What you will do. Transcribe all the entries word for word, skipping the pictures.

***** Supplied data

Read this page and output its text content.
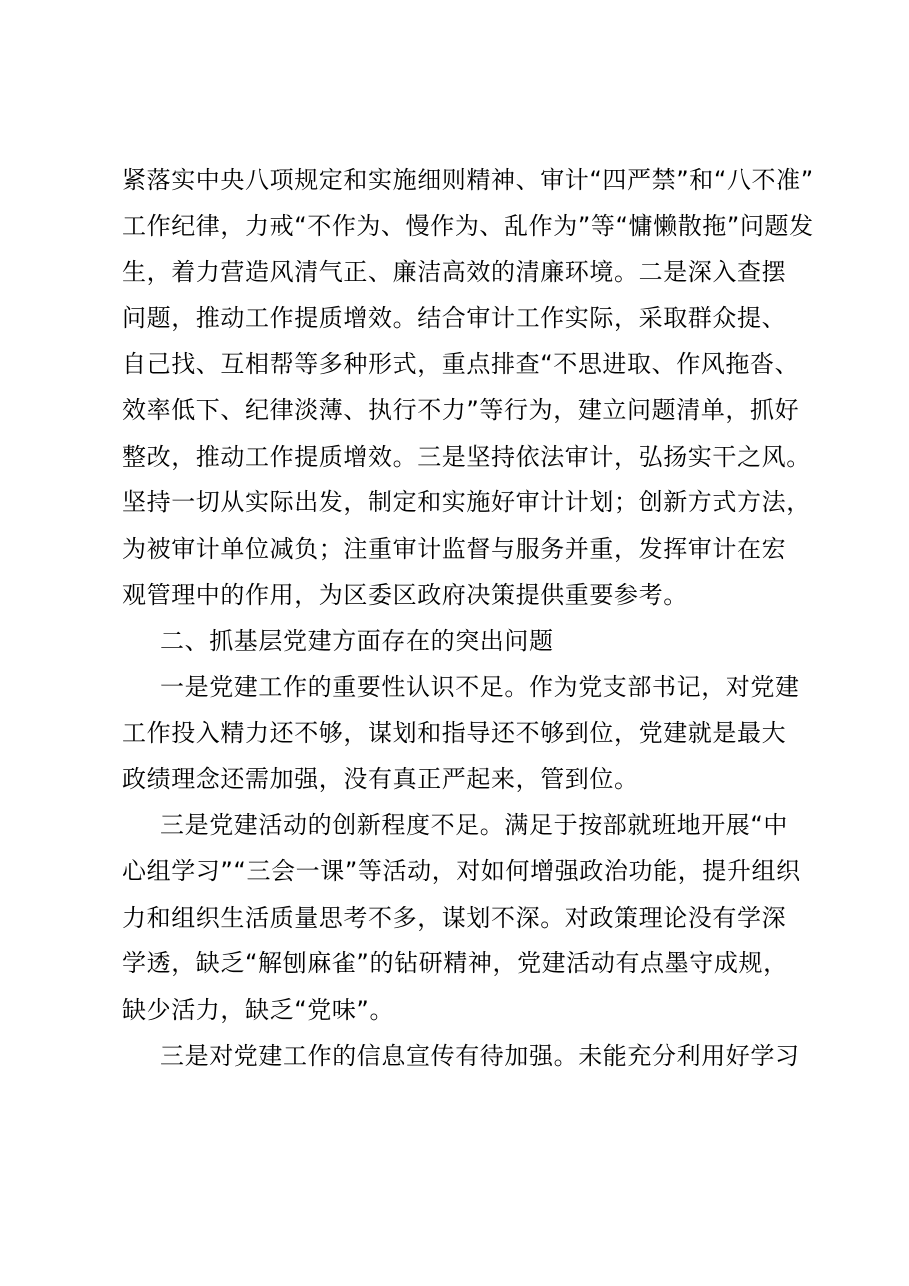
紧落实中央八项规定和实施细则精神、审计“四严禁”和“八不准”
工作纪律，力戒“不作为、慢作为、乱作为”等“慵懒散拖”问题发
生，着力营造风清气正、廉洁高效的清廉环境。二是深入查摆
问题，推动工作提质增效。结合审计工作实际，采取群众提、
自己找、互相帮等多种形式，重点排查“不思进取、作风拖沓、
效率低下、纪律淡薄、执行不力”等行为，建立问题清单，抓好
整改，推动工作提质增效。三是坚持依法审计，弘扬实干之风。
坚持一切从实际出发，制定和实施好审计计划；创新方式方法，
为被审计单位减负；注重审计监督与服务并重，发挥审计在宏
观管理中的作用，为区委区政府决策提供重要参考。
二、抓基层党建方面存在的突出问题
一是党建工作的重要性认识不足。作为党支部书记，对党建
工作投入精力还不够，谋划和指导还不够到位，党建就是最大
政绩理念还需加强，没有真正严起来，管到位。
三是党建活动的创新程度不足。满足于按部就班地开展“中
心组学习”“三会一课”等活动，对如何增强政治功能，提升组织
力和组织生活质量思考不多，谋划不深。对政策理论没有学深
学透，缺乏“解刨麻雀”的钻研精神，党建活动有点墨守成规，
缺少活力，缺乏“党味”。
三是对党建工作的信息宣传有待加强。未能充分利用好学习
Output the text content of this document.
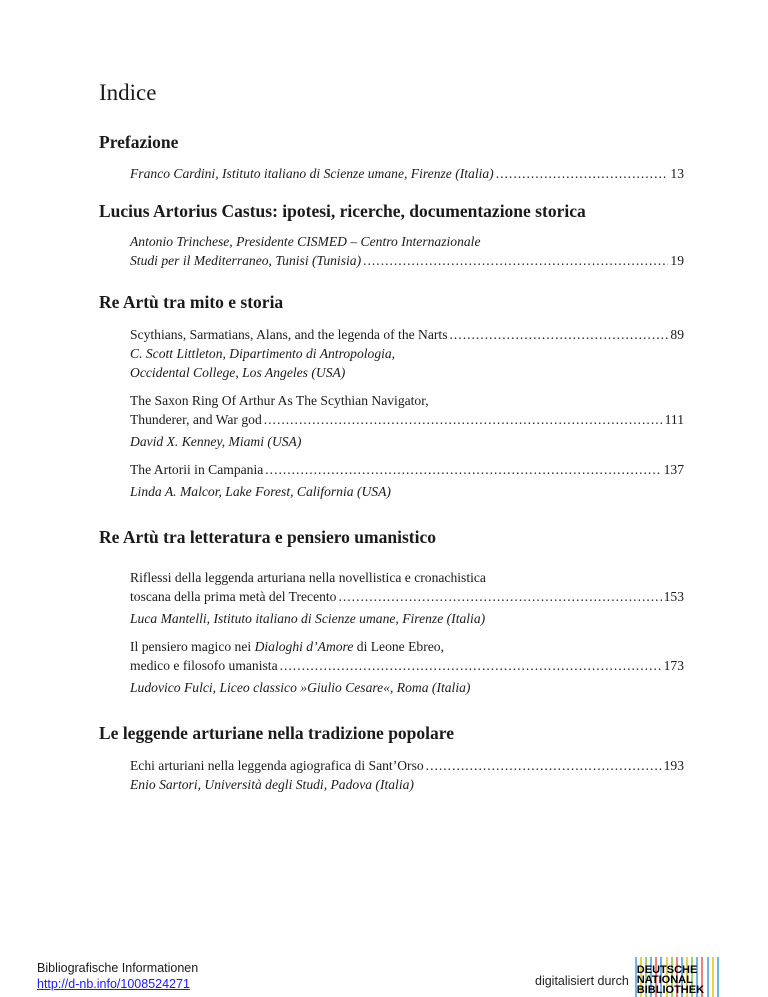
Indice
Prefazione
Franco Cardini, Istituto italiano di Scienze umane, Firenze (Italia) .....	13
Lucius Artorius Castus: ipotesi, ricerche, documentazione storica
Antonio Trinchese, Presidente CISMED – Centro Internazionale
Studi per il Mediterraneo, Tunisi (Tunisia) .....	19
Re Artù tra mito e storia
Scythians, Sarmatians, Alans, and the legenda of the Narts .....	89
C. Scott Littleton, Dipartimento di Antropologia,
Occidental College, Los Angeles (USA)
The Saxon Ring Of Arthur As The Scythian Navigator,
Thunderer, and War god .....	111
David X. Kenney, Miami (USA)
The Artorii in Campania .....	137
Linda A. Malcor, Lake Forest, California (USA)
Re Artù tra letteratura e pensiero umanistico
Riflessi della leggenda arturiana nella novellistica e cronachistica
toscana della prima metà del Trecento .....	153
Luca Mantelli, Istituto italiano di Scienze umane, Firenze (Italia)
Il pensiero magico nei Dialoghi d’Amore di Leone Ebreo,
medico e filosofo umanista .....	173
Ludovico Fulci, Liceo classico »Giulio Cesare«, Roma (Italia)
Le leggende arturiane nella tradizione popolare
Echi arturiani nella leggenda agiografica di Sant’Orso .....	193
Enio Sartori, Università degli Studi, Padova (Italia)
Bibliografische Informationen
http://d-nb.info/1008524271	digitalisiert durch
DEUTSCHE
NATIONAL
BIBLIOTHEK
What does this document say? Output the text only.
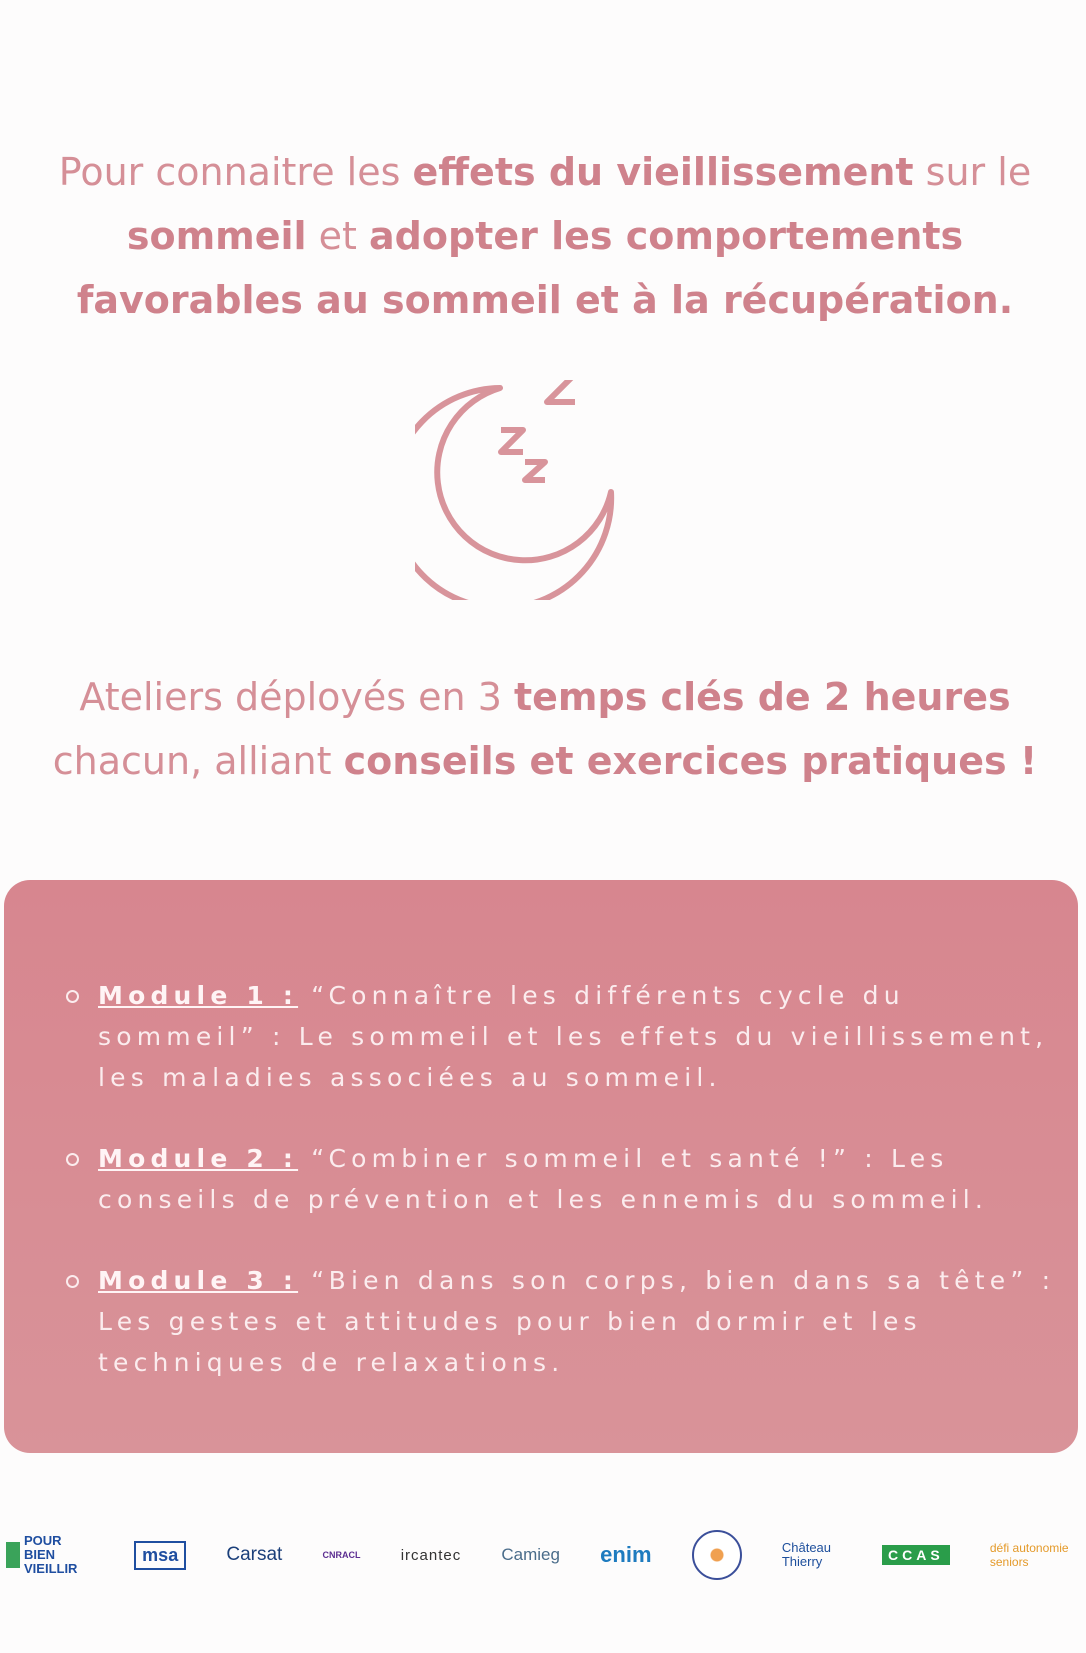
Pour connaitre les effets du vieillissement sur le sommeil et adopter les comportements favorables au sommeil et à la récupération.
Ateliers déployés en 3 temps clés de 2 heures chacun, alliant conseils et exercices pratiques !
Module 1 : “Connaître les différents cycle du sommeil” : Le sommeil et les effets du vieillissement, les maladies associées au sommeil.
Module 2 : “Combiner sommeil et santé !” : Les conseils de prévention et les ennemis du sommeil.
Module 3 : “Bien dans son corps, bien dans sa tête” : Les gestes et attitudes pour bien dormir et les techniques de relaxations.
POUR BIEN VIEILLIR
msa	Carsat	CNRACL	ircantec Camieg enim	Château Thierry	CCAS	défi autonomie seniors
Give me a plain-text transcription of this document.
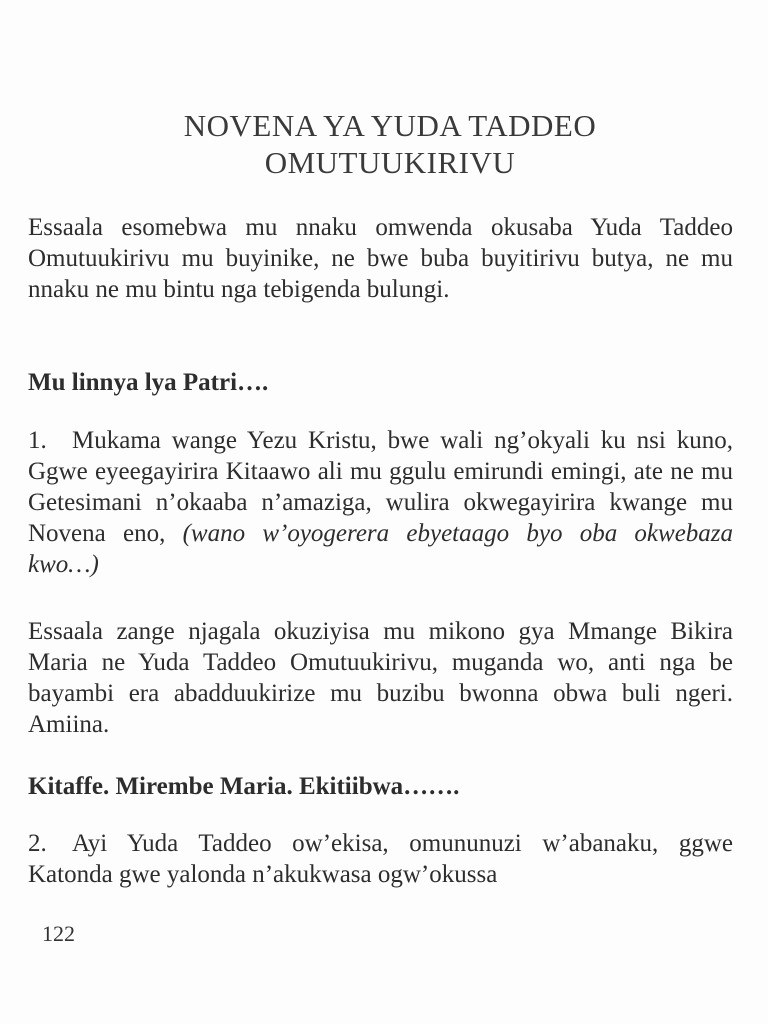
NOVENA YA YUDA TADDEO
OMUTUUKIRIVU
Essaala esomebwa mu nnaku omwenda okusaba Yuda Taddeo Omutuukirivu mu buyinike, ne bwe buba buyitirivu butya, ne mu nnaku ne mu bintu nga tebigenda bulungi.
Mu linnya lya Patri….
1. Mukama wange Yezu Kristu, bwe wali ng’okyali ku nsi kuno, Ggwe eyeegayirira Kitaawo ali mu ggulu emirundi emingi, ate ne mu Getesimani n’okaaba n’amaziga, wulira okwegayirira kwange mu Novena eno, (wano w’oyogerera ebyetaago byo oba okwebaza kwo…)
Essaala zange njagala okuziyisa mu mikono gya Mmange Bikira Maria ne Yuda Taddeo Omutuukirivu, muganda wo, anti nga be bayambi era abadduukirize mu buzibu bwonna obwa buli ngeri. Amiina.
Kitaffe. Mirembe Maria. Ekitiibwa…….
2. Ayi Yuda Taddeo ow’ekisa, omununuzi w’abanaku, ggwe Katonda gwe yalonda n’akukwasa ogw’okussa
122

**********

Answer to the exercise.
Read this page and output its text content.
紧落实中央八项规定和实施细则精神、审计“四严禁”和“八不准”
工作纪律，力戒“不作为、慢作为、乱作为”等“慵懒散拖”问题发
生，着力营造风清气正、廉洁高效的清廉环境。二是深入查摆
问题，推动工作提质增效。结合审计工作实际，采取群众提、
自己找、互相帮等多种形式，重点排查“不思进取、作风拖沓、
效率低下、纪律淡薄、执行不力”等行为，建立问题清单，抓好
整改，推动工作提质增效。三是坚持依法审计，弘扬实干之风。
坚持一切从实际出发，制定和实施好审计计划；创新方式方法，
为被审计单位减负；注重审计监督与服务并重，发挥审计在宏
观管理中的作用，为区委区政府决策提供重要参考。
二、抓基层党建方面存在的突出问题
一是党建工作的重要性认识不足。作为党支部书记，对党建
工作投入精力还不够，谋划和指导还不够到位，党建就是最大
政绩理念还需加强，没有真正严起来，管到位。
三是党建活动的创新程度不足。满足于按部就班地开展“中
心组学习”“三会一课”等活动，对如何增强政治功能，提升组织
力和组织生活质量思考不多，谋划不深。对政策理论没有学深
学透，缺乏“解刨麻雀”的钻研精神，党建活动有点墨守成规，
缺少活力，缺乏“党味”。
三是对党建工作的信息宣传有待加强。未能充分利用好学习
Output the text content of this document.
Indice
Prefazione
Franco Cardini, Istituto italiano di Scienze umane, Firenze (Italia) .....	13
Lucius Artorius Castus: ipotesi, ricerche, documentazione storica
Antonio Trinchese, Presidente CISMED – Centro Internazionale
Studi per il Mediterraneo, Tunisi (Tunisia) .....	19
Re Artù tra mito e storia
Scythians, Sarmatians, Alans, and the legenda of the Narts .....	89
C. Scott Littleton, Dipartimento di Antropologia,
Occidental College, Los Angeles (USA)
The Saxon Ring Of Arthur As The Scythian Navigator,
Thunderer, and War god .....	111
David X. Kenney, Miami (USA)
The Artorii in Campania .....	137
Linda A. Malcor, Lake Forest, California (USA)
Re Artù tra letteratura e pensiero umanistico
Riflessi della leggenda arturiana nella novellistica e cronachistica
toscana della prima metà del Trecento .....	153
Luca Mantelli, Istituto italiano di Scienze umane, Firenze (Italia)
Il pensiero magico nei Dialoghi d’Amore di Leone Ebreo,
medico e filosofo umanista .....	173
Ludovico Fulci, Liceo classico »Giulio Cesare«, Roma (Italia)
Le leggende arturiane nella tradizione popolare
Echi arturiani nella leggenda agiografica di Sant’Orso .....	193
Enio Sartori, Università degli Studi, Padova (Italia)
Bibliografische Informationen
http://d-nb.info/1008524271	digitalisiert durch
DEUTSCHE
NATIONAL
BIBLIOTHEK
What does this document say? Output the text only.
Pour connaitre les effets du vieillissement sur le sommeil et adopter les comportements favorables au sommeil et à la récupération.
Ateliers déployés en 3 temps clés de 2 heures chacun, alliant conseils et exercices pratiques !
Module 1 : “Connaître les différents cycle du sommeil” : Le sommeil et les effets du vieillissement, les maladies associées au sommeil.
Module 2 : “Combiner sommeil et santé !” : Les conseils de prévention et les ennemis du sommeil.
Module 3 : “Bien dans son corps, bien dans sa tête” : Les gestes et attitudes pour bien dormir et les techniques de relaxations.
POUR BIEN VIEILLIR
msa	Carsat	CNRACL	ircantec Camieg enim	Château Thierry	CCAS	défi autonomie seniors
Give me a plain-text transcription of this document.
NOVENA YA YUDA TADDEO
OMUTUUKIRIVU
Essaala esomebwa mu nnaku omwenda okusaba Yuda Taddeo Omutuukirivu mu buyinike, ne bwe buba buyitirivu butya, ne mu nnaku ne mu bintu nga tebigenda bulungi.
Mu linnya lya Patri….
1. Mukama wange Yezu Kristu, bwe wali ng’okyali ku nsi kuno, Ggwe eyeegayirira Kitaawo ali mu ggulu emirundi emingi, ate ne mu Getesimani n’okaaba n’amaziga, wulira okwegayirira kwange mu Novena eno, (wano w’oyogerera ebyetaago byo oba okwebaza kwo…)
Essaala zange njagala okuziyisa mu mikono gya Mmange Bikira Maria ne Yuda Taddeo Omutuukirivu, muganda wo, anti nga be bayambi era abadduukirize mu buzibu bwonna obwa buli ngeri. Amiina.
Kitaffe. Mirembe Maria. Ekitiibwa…….
2. Ayi Yuda Taddeo ow’ekisa, omununuzi w’abanaku, ggwe Katonda gwe yalonda n’akukwasa ogw’okussa
122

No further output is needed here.